■ Work to do
Repeat, exactly and completely, the entries shown underneath.

··· Data for processing

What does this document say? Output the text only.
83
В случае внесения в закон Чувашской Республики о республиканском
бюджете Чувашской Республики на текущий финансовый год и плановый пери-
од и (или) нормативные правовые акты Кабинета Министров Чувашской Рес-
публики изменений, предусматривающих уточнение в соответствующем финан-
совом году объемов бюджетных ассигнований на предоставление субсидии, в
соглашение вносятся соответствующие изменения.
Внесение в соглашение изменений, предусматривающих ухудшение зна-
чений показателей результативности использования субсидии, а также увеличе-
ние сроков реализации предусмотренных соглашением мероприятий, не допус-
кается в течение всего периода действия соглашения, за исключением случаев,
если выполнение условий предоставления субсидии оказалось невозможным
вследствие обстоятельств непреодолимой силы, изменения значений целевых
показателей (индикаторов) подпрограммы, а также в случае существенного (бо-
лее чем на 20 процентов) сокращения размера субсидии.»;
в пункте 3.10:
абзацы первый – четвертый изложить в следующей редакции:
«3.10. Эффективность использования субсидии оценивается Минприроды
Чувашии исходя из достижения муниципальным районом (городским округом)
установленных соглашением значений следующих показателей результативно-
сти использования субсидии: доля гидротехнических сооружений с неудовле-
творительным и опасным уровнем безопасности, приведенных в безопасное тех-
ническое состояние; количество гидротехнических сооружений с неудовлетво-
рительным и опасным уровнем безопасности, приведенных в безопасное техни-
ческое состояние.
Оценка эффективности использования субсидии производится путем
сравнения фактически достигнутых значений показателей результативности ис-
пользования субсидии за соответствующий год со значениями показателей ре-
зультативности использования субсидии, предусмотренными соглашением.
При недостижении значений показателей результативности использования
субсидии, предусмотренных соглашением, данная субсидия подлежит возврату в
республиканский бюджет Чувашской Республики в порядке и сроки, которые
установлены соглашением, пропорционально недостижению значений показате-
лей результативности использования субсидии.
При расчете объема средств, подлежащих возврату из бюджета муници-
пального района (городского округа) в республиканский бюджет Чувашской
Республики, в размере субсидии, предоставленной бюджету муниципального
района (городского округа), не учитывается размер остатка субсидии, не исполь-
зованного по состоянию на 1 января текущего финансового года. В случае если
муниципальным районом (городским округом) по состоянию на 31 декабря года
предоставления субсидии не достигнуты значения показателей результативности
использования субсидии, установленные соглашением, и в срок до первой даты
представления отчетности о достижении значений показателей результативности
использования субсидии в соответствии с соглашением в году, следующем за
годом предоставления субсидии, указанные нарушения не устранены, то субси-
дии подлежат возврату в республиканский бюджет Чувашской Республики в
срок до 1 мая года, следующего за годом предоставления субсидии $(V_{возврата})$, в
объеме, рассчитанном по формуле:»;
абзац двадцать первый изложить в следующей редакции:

······

■ Task result
What does this document say? Output the text only.
83
В случае внесения в закон Чувашской Республики о республиканском
бюджете Чувашской Республики на текущий финансовый год и плановый пери-
од и (или) нормативные правовые акты Кабинета Министров Чувашской Рес-
публики изменений, предусматривающих уточнение в соответствующем финан-
совом году объемов бюджетных ассигнований на предоставление субсидии, в
соглашение вносятся соответствующие изменения.
Внесение в соглашение изменений, предусматривающих ухудшение зна-
чений показателей результативности использования субсидии, а также увеличе-
ние сроков реализации предусмотренных соглашением мероприятий, не допус-
кается в течение всего периода действия соглашения, за исключением случаев,
если выполнение условий предоставления субсидии оказалось невозможным
вследствие обстоятельств непреодолимой силы, изменения значений целевых
показателей (индикаторов) подпрограммы, а также в случае существенного (бо-
лее чем на 20 процентов) сокращения размера субсидии.»;
в пункте 3.10:
абзацы первый – четвертый изложить в следующей редакции:
«3.10. Эффективность использования субсидии оценивается Минприроды
Чувашии исходя из достижения муниципальным районом (городским округом)
установленных соглашением значений следующих показателей результативно-
сти использования субсидии: доля гидротехнических сооружений с неудовле-
творительным и опасным уровнем безопасности, приведенных в безопасное тех-
ническое состояние; количество гидротехнических сооружений с неудовлетво-
рительным и опасным уровнем безопасности, приведенных в безопасное техни-
ческое состояние.
Оценка эффективности использования субсидии производится путем
сравнения фактически достигнутых значений показателей результативности ис-
пользования субсидии за соответствующий год со значениями показателей ре-
зультативности использования субсидии, предусмотренными соглашением.
При недостижении значений показателей результативности использования
субсидии, предусмотренных соглашением, данная субсидия подлежит возврату в
республиканский бюджет Чувашской Республики в порядке и сроки, которые
установлены соглашением, пропорционально недостижению значений показате-
лей результативности использования субсидии.
При расчете объема средств, подлежащих возврату из бюджета муници-
пального района (городского округа) в республиканский бюджет Чувашской
Республики, в размере субсидии, предоставленной бюджету муниципального
района (городского округа), не учитывается размер остатка субсидии, не исполь-
зованного по состоянию на 1 января текущего финансового года. В случае если
муниципальным районом (городским округом) по состоянию на 31 декабря года
предоставления субсидии не достигнуты значения показателей результативности
использования субсидии, установленные соглашением, и в срок до первой даты
представления отчетности о достижении значений показателей результативности
использования субсидии в соответствии с соглашением в году, следующем за
годом предоставления субсидии, указанные нарушения не устранены, то субси-
дии подлежат возврату в республиканский бюджет Чувашской Республики в
срок до 1 мая года, следующего за годом предоставления субсидии $(V_{возврата})$, в
объеме, рассчитанном по формуле:»;
абзац двадцать первый изложить в следующей редакции:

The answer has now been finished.